--- Start INPUT RECORDS ---

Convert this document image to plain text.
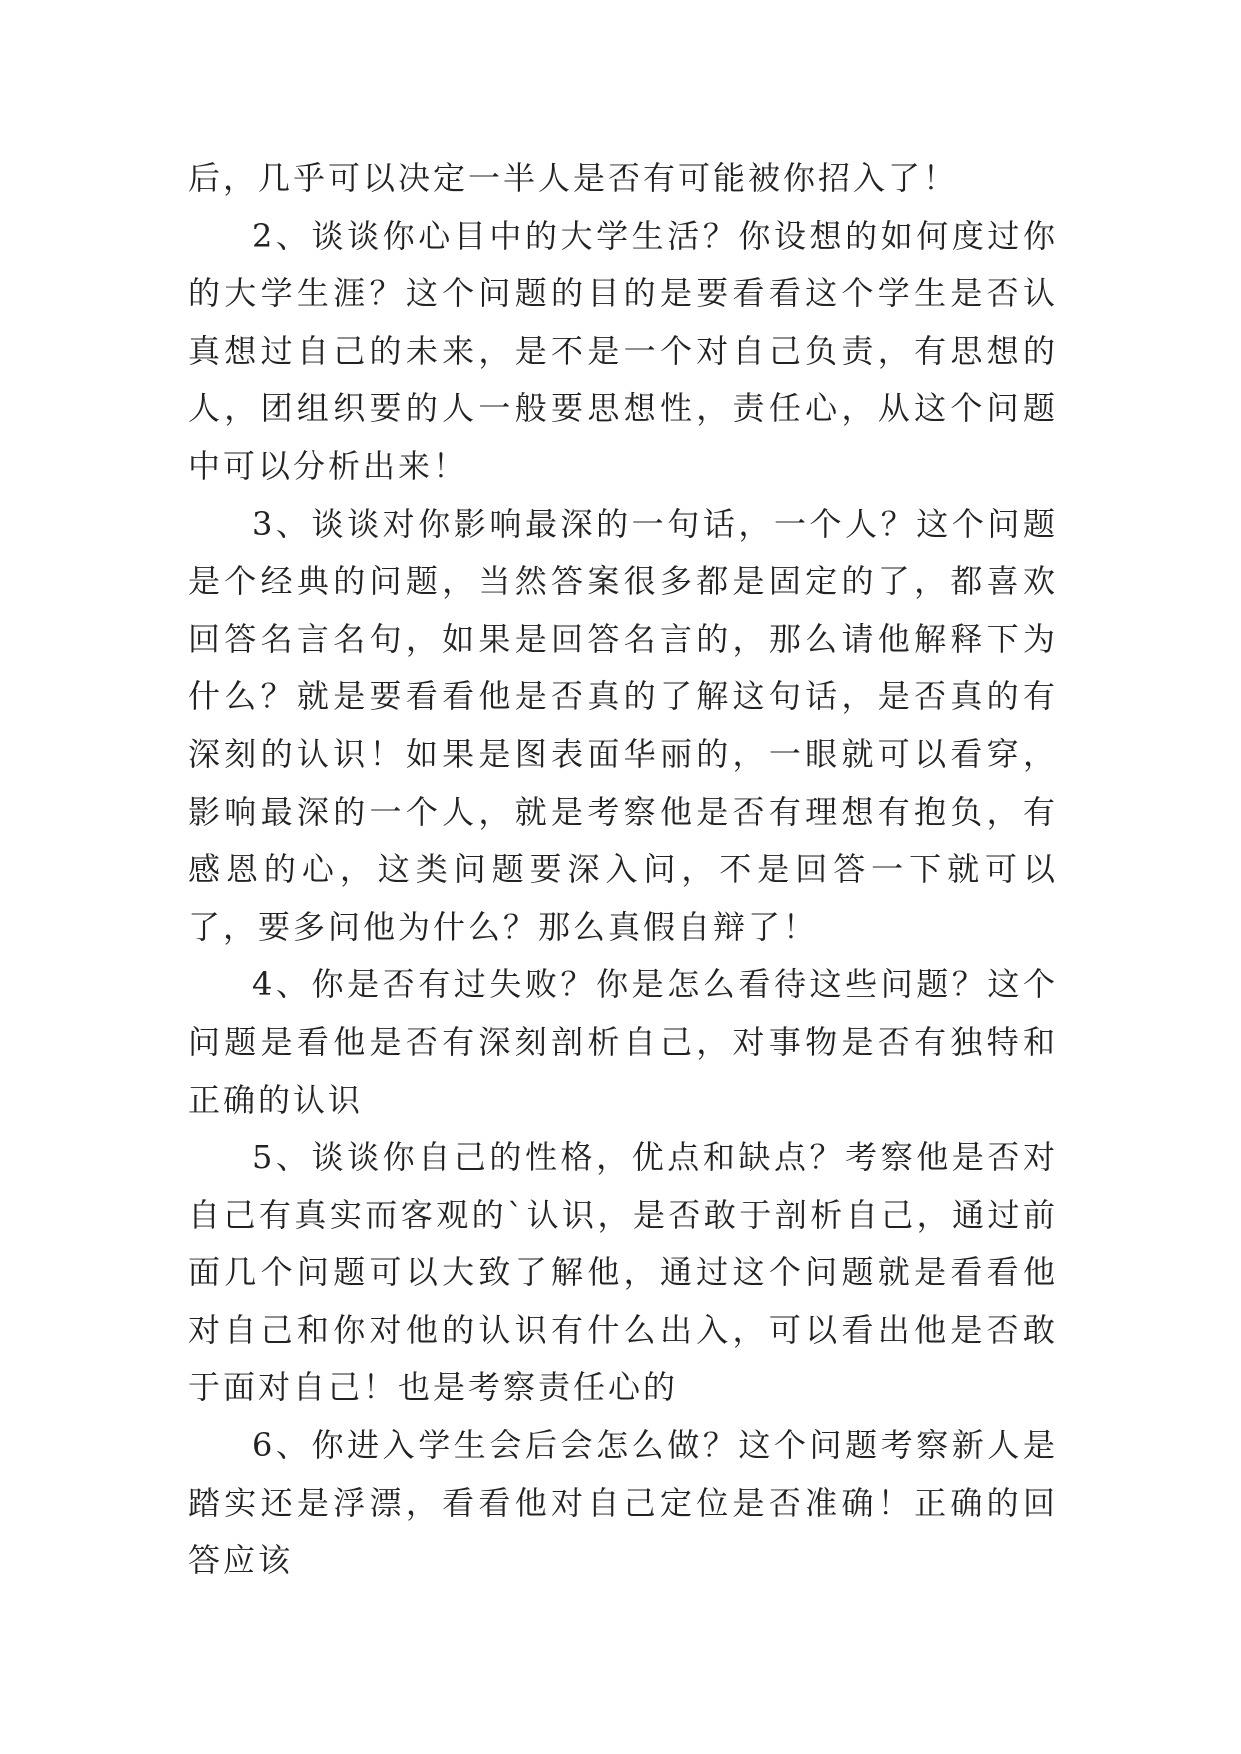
后，几乎可以决定一半人是否有可能被你招入了！

2、谈谈你心目中的大学生活？你设想的如何度过你的大学生涯？这个问题的目的是要看看这个学生是否认真想过自己的未来，是不是一个对自己负责，有思想的人，团组织要的人一般要思想性，责任心，从这个问题中可以分析出来！

3、谈谈对你影响最深的一句话，一个人？这个问题是个经典的问题，当然答案很多都是固定的了，都喜欢回答名言名句，如果是回答名言的，那么请他解释下为什么？就是要看看他是否真的了解这句话，是否真的有深刻的认识！如果是图表面华丽的，一眼就可以看穿， 影响最深的一个人，就是考察他是否有理想有抱负，有感恩的心，这类问题要深入问，不是回答一下就可以了，要多问他为什么？那么真假自辩了！

4、你是否有过失败？你是怎么看待这些问题？这个问题是看他是否有深刻剖析自己，对事物是否有独特和正确的认识

5、谈谈你自己的性格，优点和缺点？考察他是否对自己有真实而客观的`认识，是否敢于剖析自己，通过前面几个问题可以大致了解他，通过这个问题就是看看他对自己和你对他的认识有什么出入，可以看出他是否敢于面对自己！也是考察责任心的

6、你进入学生会后会怎么做？这个问题考察新人是踏实还是浮漂，看看他对自己定位是否准确！正确的回答应该
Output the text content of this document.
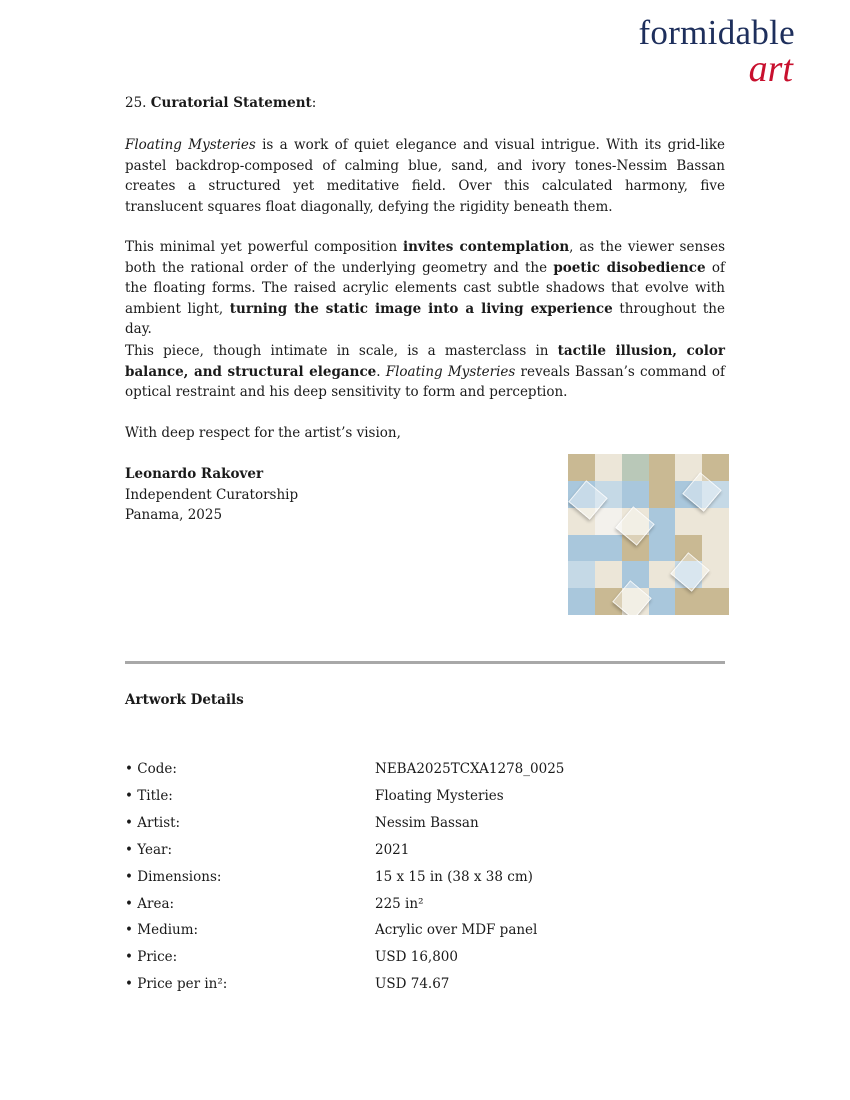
formidable
art
25. Curatorial Statement:
Floating Mysteries is a work of quiet elegance and visual intrigue. With its grid-like pastel backdrop-composed of calming blue, sand, and ivory tones-Nessim Bassan creates a structured yet meditative field. Over this calculated harmony, five translucent squares float diagonally, defying the rigidity beneath them.
This minimal yet powerful composition invites contemplation, as the viewer senses both the rational order of the underlying geometry and the poetic disobedience of the floating forms. The raised acrylic elements cast subtle shadows that evolve with ambient light, turning the static image into a living experience throughout the day.
This piece, though intimate in scale, is a masterclass in tactile illusion, color balance, and structural elegance. Floating Mysteries reveals Bassan’s command of optical restraint and his deep sensitivity to form and perception.
With deep respect for the artist’s vision,
Leonardo Rakover
Independent Curatorship
Panama, 2025
Artwork Details
• Code:	NEBA2025TCXA1278_0025
• Title:	Floating Mysteries
• Artist:	Nessim Bassan
• Year:	2021
• Dimensions:	15 x 15 in (38 x 38 cm)
• Area:	225 in²
• Medium:	Acrylic over MDF panel
• Price:	USD 16,800
• Price per in²:	USD 74.67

--- End INPUT RECORDS ---

INSTRUCTIONS FOR THE TASK: Note how many lines of the material contain the string "Price". Then report that number by itself.

ANSWER TO THIS EXERCISE: 2